- **Work to be completed**:
Nothing in the records may be left out or altered; reproduce them all exactly.

- **Excerpts from a figure dataset**:
================

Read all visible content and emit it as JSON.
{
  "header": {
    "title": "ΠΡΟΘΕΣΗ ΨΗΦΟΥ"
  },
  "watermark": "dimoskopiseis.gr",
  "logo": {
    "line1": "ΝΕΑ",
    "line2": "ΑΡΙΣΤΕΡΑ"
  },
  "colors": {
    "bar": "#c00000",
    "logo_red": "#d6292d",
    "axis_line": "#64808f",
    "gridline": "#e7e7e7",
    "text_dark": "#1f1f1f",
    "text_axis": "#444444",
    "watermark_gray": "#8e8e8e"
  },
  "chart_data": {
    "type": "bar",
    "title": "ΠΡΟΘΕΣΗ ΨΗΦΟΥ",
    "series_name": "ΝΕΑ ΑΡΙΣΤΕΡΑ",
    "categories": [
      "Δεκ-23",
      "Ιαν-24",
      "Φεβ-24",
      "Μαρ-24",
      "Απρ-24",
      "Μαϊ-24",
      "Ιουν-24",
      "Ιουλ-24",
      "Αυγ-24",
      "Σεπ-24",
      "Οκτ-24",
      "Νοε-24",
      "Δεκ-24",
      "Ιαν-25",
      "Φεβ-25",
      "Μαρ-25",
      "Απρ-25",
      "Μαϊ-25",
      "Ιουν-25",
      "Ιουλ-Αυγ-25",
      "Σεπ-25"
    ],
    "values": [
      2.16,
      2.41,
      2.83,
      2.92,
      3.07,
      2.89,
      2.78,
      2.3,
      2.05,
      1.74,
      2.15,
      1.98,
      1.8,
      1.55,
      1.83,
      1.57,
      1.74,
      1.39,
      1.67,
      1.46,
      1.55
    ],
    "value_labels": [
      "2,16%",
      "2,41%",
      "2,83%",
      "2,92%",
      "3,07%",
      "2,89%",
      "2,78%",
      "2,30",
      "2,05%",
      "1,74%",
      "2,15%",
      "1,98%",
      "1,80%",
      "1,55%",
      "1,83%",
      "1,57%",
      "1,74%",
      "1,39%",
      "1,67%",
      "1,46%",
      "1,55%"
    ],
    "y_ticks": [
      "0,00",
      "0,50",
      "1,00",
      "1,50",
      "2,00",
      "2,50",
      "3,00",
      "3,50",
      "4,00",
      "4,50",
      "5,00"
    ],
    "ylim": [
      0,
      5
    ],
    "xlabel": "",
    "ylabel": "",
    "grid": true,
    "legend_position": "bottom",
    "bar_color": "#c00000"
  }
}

================

- **Response for this exercise**:
Read all visible content and emit it as JSON.
{
  "header": {
    "title": "ΠΡΟΘΕΣΗ ΨΗΦΟΥ"
  },
  "watermark": "dimoskopiseis.gr",
  "logo": {
    "line1": "ΝΕΑ",
    "line2": "ΑΡΙΣΤΕΡΑ"
  },
  "colors": {
    "bar": "#c00000",
    "logo_red": "#d6292d",
    "axis_line": "#64808f",
    "gridline": "#e7e7e7",
    "text_dark": "#1f1f1f",
    "text_axis": "#444444",
    "watermark_gray": "#8e8e8e"
  },
  "chart_data": {
    "type": "bar",
    "title": "ΠΡΟΘΕΣΗ ΨΗΦΟΥ",
    "series_name": "ΝΕΑ ΑΡΙΣΤΕΡΑ",
    "categories": [
      "Δεκ-23",
      "Ιαν-24",
      "Φεβ-24",
      "Μαρ-24",
      "Απρ-24",
      "Μαϊ-24",
      "Ιουν-24",
      "Ιουλ-24",
      "Αυγ-24",
      "Σεπ-24",
      "Οκτ-24",
      "Νοε-24",
      "Δεκ-24",
      "Ιαν-25",
      "Φεβ-25",
      "Μαρ-25",
      "Απρ-25",
      "Μαϊ-25",
      "Ιουν-25",
      "Ιουλ-Αυγ-25",
      "Σεπ-25"
    ],
    "values": [
      2.16,
      2.41,
      2.83,
      2.92,
      3.07,
      2.89,
      2.78,
      2.3,
      2.05,
      1.74,
      2.15,
      1.98,
      1.8,
      1.55,
      1.83,
      1.57,
      1.74,
      1.39,
      1.67,
      1.46,
      1.55
    ],
    "value_labels": [
      "2,16%",
      "2,41%",
      "2,83%",
      "2,92%",
      "3,07%",
      "2,89%",
      "2,78%",
      "2,30",
      "2,05%",
      "1,74%",
      "2,15%",
      "1,98%",
      "1,80%",
      "1,55%",
      "1,83%",
      "1,57%",
      "1,74%",
      "1,39%",
      "1,67%",
      "1,46%",
      "1,55%"
    ],
    "y_ticks": [
      "0,00",
      "0,50",
      "1,00",
      "1,50",
      "2,00",
      "2,50",
      "3,00",
      "3,50",
      "4,00",
      "4,50",
      "5,00"
    ],
    "ylim": [
      0,
      5
    ],
    "xlabel": "",
    "ylabel": "",
    "grid": true,
    "legend_position": "bottom",
    "bar_color": "#c00000"
  }
}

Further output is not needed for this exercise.